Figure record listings
------------------------------
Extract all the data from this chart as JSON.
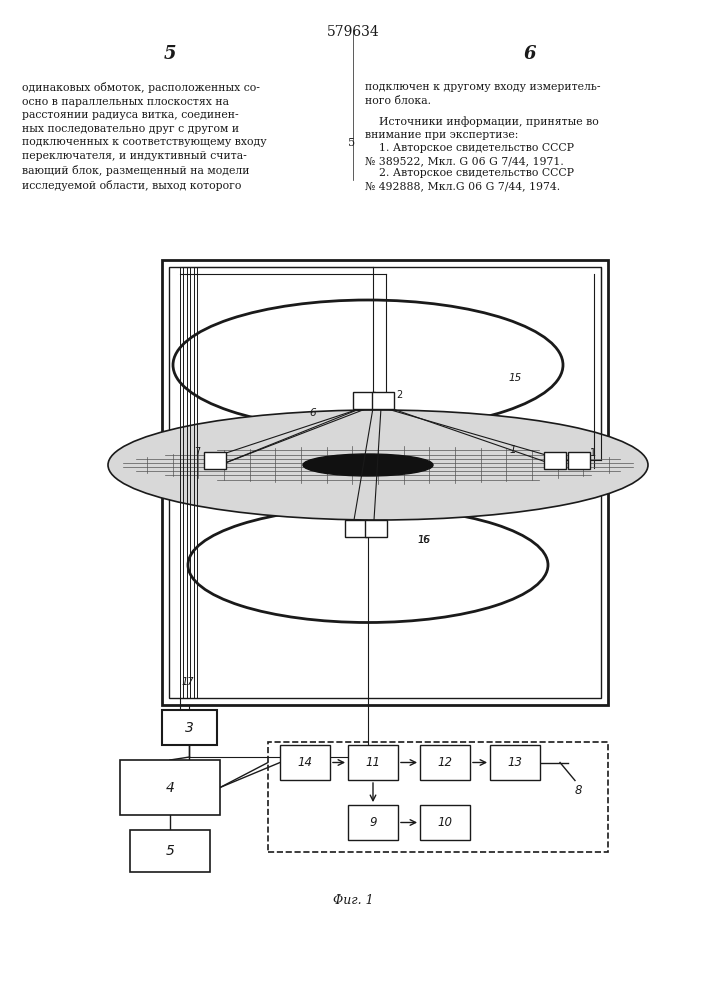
{
  "patent_number": "579634",
  "page_left": "5",
  "page_right": "6",
  "left_text": "одинаковых обмоток, расположенных со-\nосно в параллельных плоскостях на\nрасстоянии радиуса витка, соединен-\nных последовательно друг с другом и\nподключенных к соответствующему входу\nпереключателя, и индуктивный счита-\nвающий блок, размещенный на модели\nисследуемой области, выход которого",
  "right_text_1": "подключен к другому входу измеритель-\nного блока.",
  "right_text_2": "    Источники информации, принятые во\nвнимание при экспертизе:",
  "right_text_3": "    1. Авторское свидетельство СССР\n№ 389522, Мкл. G 06 G 7/44, 1971.",
  "right_text_4": "    2. Авторское свидетельство СССР\n№ 492888, Мкл.G 06 G 7/44, 1974.",
  "center_number": "5",
  "fig_label": "Φиг. 1",
  "bg_color": "#ffffff",
  "line_color": "#1a1a1a"
}
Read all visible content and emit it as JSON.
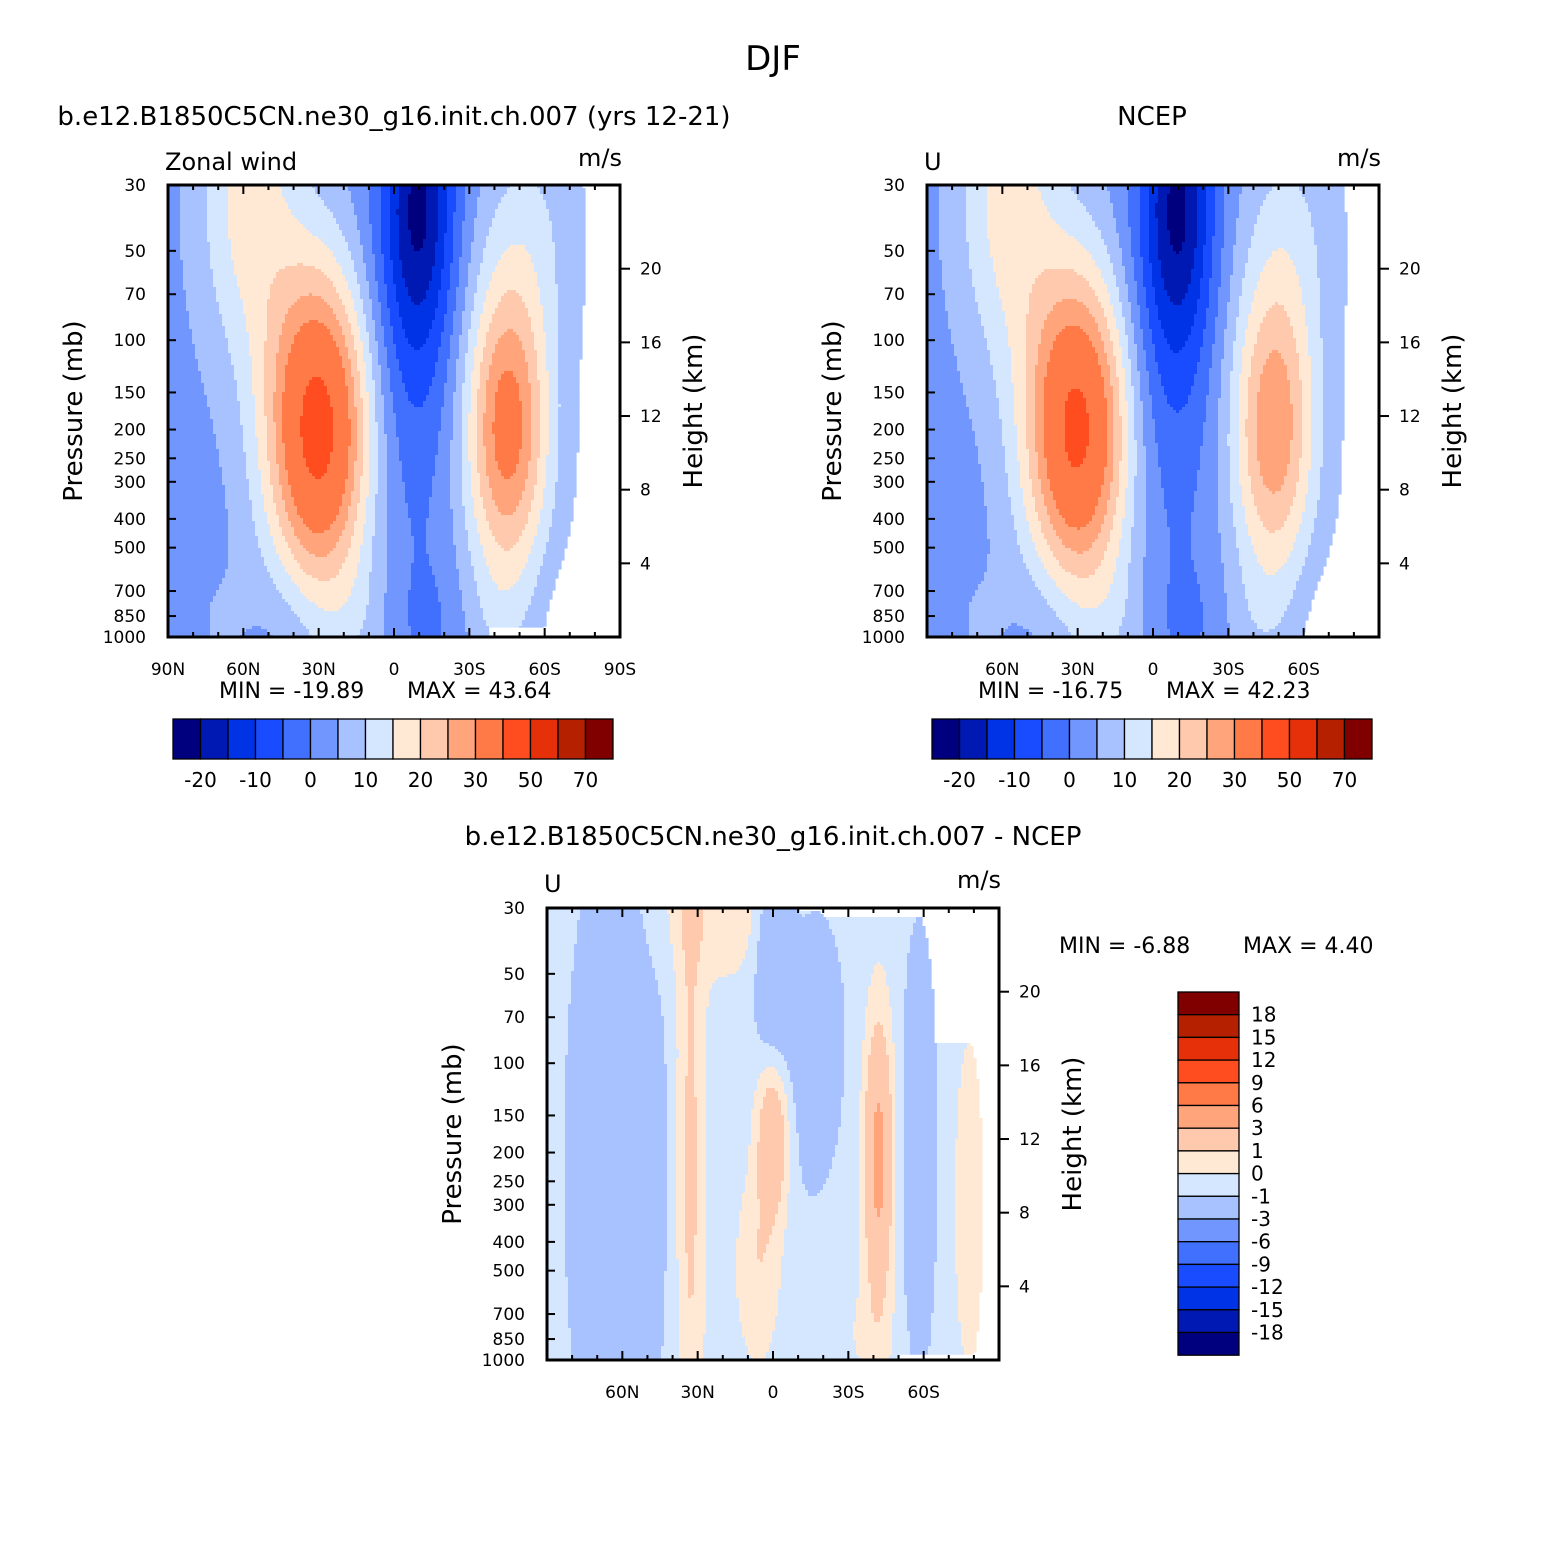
{
  "title": "DJF",
  "colors": {
    "panel_palette": [
      "#00007f",
      "#0019b2",
      "#0033e5",
      "#1a4cff",
      "#4170ff",
      "#7197ff",
      "#a8c2ff",
      "#d5e6ff",
      "#ffe8d4",
      "#ffc9ad",
      "#ffa47b",
      "#ff7a47",
      "#ff4d1f",
      "#e6300a",
      "#b52000",
      "#800000"
    ],
    "diff_palette": [
      "#00007f",
      "#0019b2",
      "#0033e5",
      "#1a4cff",
      "#4170ff",
      "#7197ff",
      "#a8c2ff",
      "#d5e6ff",
      "#ffe8d4",
      "#ffc9ad",
      "#ffa47b",
      "#ff7a47",
      "#ff4d1f",
      "#e6300a",
      "#b52000",
      "#800000"
    ]
  },
  "chart_data": [
    {
      "type": "heatmap",
      "panel_title": "b.e12.B1850C5CN.ne30_g16.init.ch.007 (yrs 12-21)",
      "left_label": "Zonal wind",
      "units": "m/s",
      "ylabel": "Pressure (mb)",
      "right_label": "Height (km)",
      "y_ticks": [
        "30",
        "50",
        "70",
        "100",
        "150",
        "200",
        "250",
        "300",
        "400",
        "500",
        "700",
        "850",
        "1000"
      ],
      "right_ticks": [
        "20",
        "16",
        "12",
        "8",
        "4"
      ],
      "x_ticks": [
        "90N",
        "60N",
        "30N",
        "0",
        "30S",
        "60S",
        "90S"
      ],
      "xlim": [
        90,
        -90
      ],
      "min_label": "MIN = -19.89",
      "max_label": "MAX = 43.64",
      "colorbar_labels": [
        "-20",
        "-10",
        "0",
        "10",
        "20",
        "30",
        "50",
        "70"
      ],
      "jets": [
        {
          "lat": 30,
          "p": 200,
          "peak": 43.6
        },
        {
          "lat": -45,
          "p": 200,
          "peak": 33
        }
      ],
      "min": -19.89,
      "max": 43.64
    },
    {
      "type": "heatmap",
      "panel_title": "NCEP",
      "left_label": "U",
      "units": "m/s",
      "ylabel": "Pressure (mb)",
      "right_label": "Height (km)",
      "y_ticks": [
        "30",
        "50",
        "70",
        "100",
        "150",
        "200",
        "250",
        "300",
        "400",
        "500",
        "700",
        "850",
        "1000"
      ],
      "right_ticks": [
        "20",
        "16",
        "12",
        "8",
        "4"
      ],
      "x_ticks": [
        "60N",
        "30N",
        "0",
        "30S",
        "60S"
      ],
      "xlim": [
        90,
        -90
      ],
      "min_label": "MIN = -16.75",
      "max_label": "MAX = 42.23",
      "colorbar_labels": [
        "-20",
        "-10",
        "0",
        "10",
        "20",
        "30",
        "50",
        "70"
      ],
      "jets": [
        {
          "lat": 30,
          "p": 200,
          "peak": 42.2
        },
        {
          "lat": -48,
          "p": 200,
          "peak": 29
        }
      ],
      "min": -16.75,
      "max": 42.23
    },
    {
      "type": "heatmap",
      "panel_title": "b.e12.B1850C5CN.ne30_g16.init.ch.007 - NCEP",
      "left_label": "U",
      "units": "m/s",
      "ylabel": "Pressure (mb)",
      "right_label": "Height (km)",
      "y_ticks": [
        "30",
        "50",
        "70",
        "100",
        "150",
        "200",
        "250",
        "300",
        "400",
        "500",
        "700",
        "850",
        "1000"
      ],
      "right_ticks": [
        "20",
        "16",
        "12",
        "8",
        "4"
      ],
      "x_ticks": [
        "60N",
        "30N",
        "0",
        "30S",
        "60S"
      ],
      "xlim": [
        90,
        -90
      ],
      "min_label": "MIN = -6.88",
      "max_label": "MAX = 4.40",
      "colorbar_labels": [
        "18",
        "15",
        "12",
        "9",
        "6",
        "3",
        "1",
        "0",
        "-1",
        "-3",
        "-6",
        "-9",
        "-12",
        "-15",
        "-18"
      ],
      "min": -6.88,
      "max": 4.4
    }
  ]
}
------------------------------
What the exercise asks:
Set down the lines of the records above exactly, apart from the pictures.

Correct response:
Extract all the data from this chart as JSON.
{
  "patent_number": "579634",
  "page_left": "5",
  "page_right": "6",
  "left_text": "одинаковых обмоток, расположенных со-\nосно в параллельных плоскостях на\nрасстоянии радиуса витка, соединен-\nных последовательно друг с другом и\nподключенных к соответствующему входу\nпереключателя, и индуктивный счита-\nвающий блок, размещенный на модели\nисследуемой области, выход которого",
  "right_text_1": "подключен к другому входу измеритель-\nного блока.",
  "right_text_2": "    Источники информации, принятые во\nвнимание при экспертизе:",
  "right_text_3": "    1. Авторское свидетельство СССР\n№ 389522, Мкл. G 06 G 7/44, 1971.",
  "right_text_4": "    2. Авторское свидетельство СССР\n№ 492888, Мкл.G 06 G 7/44, 1974.",
  "center_number": "5",
  "fig_label": "Φиг. 1",
  "bg_color": "#ffffff",
  "line_color": "#1a1a1a"
}
Read all visible content and emit it as JSON.
{
  "title": "DJF",
  "colors": {
    "panel_palette": [
      "#00007f",
      "#0019b2",
      "#0033e5",
      "#1a4cff",
      "#4170ff",
      "#7197ff",
      "#a8c2ff",
      "#d5e6ff",
      "#ffe8d4",
      "#ffc9ad",
      "#ffa47b",
      "#ff7a47",
      "#ff4d1f",
      "#e6300a",
      "#b52000",
      "#800000"
    ],
    "diff_palette": [
      "#00007f",
      "#0019b2",
      "#0033e5",
      "#1a4cff",
      "#4170ff",
      "#7197ff",
      "#a8c2ff",
      "#d5e6ff",
      "#ffe8d4",
      "#ffc9ad",
      "#ffa47b",
      "#ff7a47",
      "#ff4d1f",
      "#e6300a",
      "#b52000",
      "#800000"
    ]
  },
  "chart_data": [
    {
      "type": "heatmap",
      "panel_title": "b.e12.B1850C5CN.ne30_g16.init.ch.007 (yrs 12-21)",
      "left_label": "Zonal wind",
      "units": "m/s",
      "ylabel": "Pressure (mb)",
      "right_label": "Height (km)",
      "y_ticks": [
        "30",
        "50",
        "70",
        "100",
        "150",
        "200",
        "250",
        "300",
        "400",
        "500",
        "700",
        "850",
        "1000"
      ],
      "right_ticks": [
        "20",
        "16",
        "12",
        "8",
        "4"
      ],
      "x_ticks": [
        "90N",
        "60N",
        "30N",
        "0",
        "30S",
        "60S",
        "90S"
      ],
      "xlim": [
        90,
        -90
      ],
      "min_label": "MIN = -19.89",
      "max_label": "MAX = 43.64",
      "colorbar_labels": [
        "-20",
        "-10",
        "0",
        "10",
        "20",
        "30",
        "50",
        "70"
      ],
      "jets": [
        {
          "lat": 30,
          "p": 200,
          "peak": 43.6
        },
        {
          "lat": -45,
          "p": 200,
          "peak": 33
        }
      ],
      "min": -19.89,
      "max": 43.64
    },
    {
      "type": "heatmap",
      "panel_title": "NCEP",
      "left_label": "U",
      "units": "m/s",
      "ylabel": "Pressure (mb)",
      "right_label": "Height (km)",
      "y_ticks": [
        "30",
        "50",
        "70",
        "100",
        "150",
        "200",
        "250",
        "300",
        "400",
        "500",
        "700",
        "850",
        "1000"
      ],
      "right_ticks": [
        "20",
        "16",
        "12",
        "8",
        "4"
      ],
      "x_ticks": [
        "60N",
        "30N",
        "0",
        "30S",
        "60S"
      ],
      "xlim": [
        90,
        -90
      ],
      "min_label": "MIN = -16.75",
      "max_label": "MAX = 42.23",
      "colorbar_labels": [
        "-20",
        "-10",
        "0",
        "10",
        "20",
        "30",
        "50",
        "70"
      ],
      "jets": [
        {
          "lat": 30,
          "p": 200,
          "peak": 42.2
        },
        {
          "lat": -48,
          "p": 200,
          "peak": 29
        }
      ],
      "min": -16.75,
      "max": 42.23
    },
    {
      "type": "heatmap",
      "panel_title": "b.e12.B1850C5CN.ne30_g16.init.ch.007 - NCEP",
      "left_label": "U",
      "units": "m/s",
      "ylabel": "Pressure (mb)",
      "right_label": "Height (km)",
      "y_ticks": [
        "30",
        "50",
        "70",
        "100",
        "150",
        "200",
        "250",
        "300",
        "400",
        "500",
        "700",
        "850",
        "1000"
      ],
      "right_ticks": [
        "20",
        "16",
        "12",
        "8",
        "4"
      ],
      "x_ticks": [
        "60N",
        "30N",
        "0",
        "30S",
        "60S"
      ],
      "xlim": [
        90,
        -90
      ],
      "min_label": "MIN = -6.88",
      "max_label": "MAX = 4.40",
      "colorbar_labels": [
        "18",
        "15",
        "12",
        "9",
        "6",
        "3",
        "1",
        "0",
        "-1",
        "-3",
        "-6",
        "-9",
        "-12",
        "-15",
        "-18"
      ],
      "min": -6.88,
      "max": 4.4
    }
  ]
}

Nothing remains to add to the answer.